**WHAT YOU ARE ASKED TO DO**
Find the string "gspnws" in the records. Copy every line it appears in.

**MATERIALS PROVIDED**

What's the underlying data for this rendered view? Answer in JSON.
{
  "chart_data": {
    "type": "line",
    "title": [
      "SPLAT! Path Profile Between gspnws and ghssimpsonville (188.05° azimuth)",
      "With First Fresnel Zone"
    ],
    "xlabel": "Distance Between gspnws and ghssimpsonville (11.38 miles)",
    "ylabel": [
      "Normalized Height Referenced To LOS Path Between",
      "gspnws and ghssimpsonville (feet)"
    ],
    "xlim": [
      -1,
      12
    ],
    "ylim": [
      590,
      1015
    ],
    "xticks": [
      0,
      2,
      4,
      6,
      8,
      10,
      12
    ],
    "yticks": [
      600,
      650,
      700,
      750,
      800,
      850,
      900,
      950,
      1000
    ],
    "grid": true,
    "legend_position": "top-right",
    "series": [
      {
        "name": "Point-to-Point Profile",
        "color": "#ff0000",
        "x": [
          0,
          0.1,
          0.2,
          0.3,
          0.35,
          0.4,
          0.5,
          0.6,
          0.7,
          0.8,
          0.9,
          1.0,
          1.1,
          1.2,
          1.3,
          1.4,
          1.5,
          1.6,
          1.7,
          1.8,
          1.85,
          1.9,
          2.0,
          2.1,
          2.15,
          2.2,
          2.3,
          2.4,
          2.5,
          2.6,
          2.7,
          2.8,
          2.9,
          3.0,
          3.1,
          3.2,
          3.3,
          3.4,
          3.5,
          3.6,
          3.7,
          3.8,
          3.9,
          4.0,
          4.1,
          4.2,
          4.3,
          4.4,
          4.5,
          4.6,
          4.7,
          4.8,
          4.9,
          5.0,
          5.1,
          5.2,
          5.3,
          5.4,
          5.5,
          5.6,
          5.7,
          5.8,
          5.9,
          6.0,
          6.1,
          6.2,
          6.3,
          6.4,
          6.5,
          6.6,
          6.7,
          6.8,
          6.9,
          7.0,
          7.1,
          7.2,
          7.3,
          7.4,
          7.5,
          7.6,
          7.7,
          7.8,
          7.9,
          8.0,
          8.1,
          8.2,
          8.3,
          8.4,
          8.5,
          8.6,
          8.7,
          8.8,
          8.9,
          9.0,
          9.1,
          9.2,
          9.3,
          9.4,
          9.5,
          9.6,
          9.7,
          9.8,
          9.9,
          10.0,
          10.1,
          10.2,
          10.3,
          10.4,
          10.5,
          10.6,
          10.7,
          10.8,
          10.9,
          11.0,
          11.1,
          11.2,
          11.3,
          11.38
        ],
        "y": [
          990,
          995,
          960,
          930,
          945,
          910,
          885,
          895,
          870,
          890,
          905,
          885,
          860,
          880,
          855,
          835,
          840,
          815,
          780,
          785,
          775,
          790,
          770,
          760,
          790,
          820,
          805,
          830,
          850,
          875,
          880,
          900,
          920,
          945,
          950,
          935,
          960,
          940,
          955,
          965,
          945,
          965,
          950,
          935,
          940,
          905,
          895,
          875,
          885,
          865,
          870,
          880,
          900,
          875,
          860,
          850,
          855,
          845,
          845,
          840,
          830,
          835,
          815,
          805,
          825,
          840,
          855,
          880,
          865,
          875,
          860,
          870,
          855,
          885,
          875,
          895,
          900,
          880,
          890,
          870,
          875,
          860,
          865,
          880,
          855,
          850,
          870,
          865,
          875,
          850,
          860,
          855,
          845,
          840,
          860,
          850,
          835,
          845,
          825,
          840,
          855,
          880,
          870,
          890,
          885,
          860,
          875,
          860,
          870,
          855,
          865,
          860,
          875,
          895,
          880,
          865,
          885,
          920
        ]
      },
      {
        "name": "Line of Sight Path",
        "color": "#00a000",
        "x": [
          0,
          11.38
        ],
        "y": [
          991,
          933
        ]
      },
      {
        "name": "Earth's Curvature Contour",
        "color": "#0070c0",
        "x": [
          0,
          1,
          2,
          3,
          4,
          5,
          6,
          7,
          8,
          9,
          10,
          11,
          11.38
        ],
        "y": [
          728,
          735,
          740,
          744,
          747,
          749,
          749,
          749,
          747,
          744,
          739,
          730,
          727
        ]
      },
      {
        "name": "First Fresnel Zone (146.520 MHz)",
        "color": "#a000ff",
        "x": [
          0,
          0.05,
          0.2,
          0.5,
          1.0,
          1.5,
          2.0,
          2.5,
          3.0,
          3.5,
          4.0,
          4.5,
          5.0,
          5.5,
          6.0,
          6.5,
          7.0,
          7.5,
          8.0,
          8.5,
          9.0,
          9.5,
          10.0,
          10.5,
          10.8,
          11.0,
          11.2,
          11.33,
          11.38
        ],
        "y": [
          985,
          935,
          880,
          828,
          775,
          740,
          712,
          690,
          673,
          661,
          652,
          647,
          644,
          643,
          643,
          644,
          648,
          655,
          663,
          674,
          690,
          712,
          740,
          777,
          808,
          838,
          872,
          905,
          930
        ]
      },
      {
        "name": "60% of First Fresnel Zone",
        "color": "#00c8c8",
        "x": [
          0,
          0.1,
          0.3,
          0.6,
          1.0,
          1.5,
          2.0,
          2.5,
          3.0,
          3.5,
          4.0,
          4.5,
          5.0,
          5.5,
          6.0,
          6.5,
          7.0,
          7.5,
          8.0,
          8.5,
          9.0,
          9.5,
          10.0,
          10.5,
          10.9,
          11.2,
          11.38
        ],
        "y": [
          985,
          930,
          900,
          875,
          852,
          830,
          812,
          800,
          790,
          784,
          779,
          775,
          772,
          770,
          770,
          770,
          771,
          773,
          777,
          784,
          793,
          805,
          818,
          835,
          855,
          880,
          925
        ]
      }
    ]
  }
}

**THE RESPONSE**
      "SPLAT! Path Profile Between gspnws and ghssimpsonville (188.05° azimuth)",
    "xlabel": "Distance Between gspnws and ghssimpsonville (11.38 miles)",
      "gspnws and ghssimpsonville (feet)"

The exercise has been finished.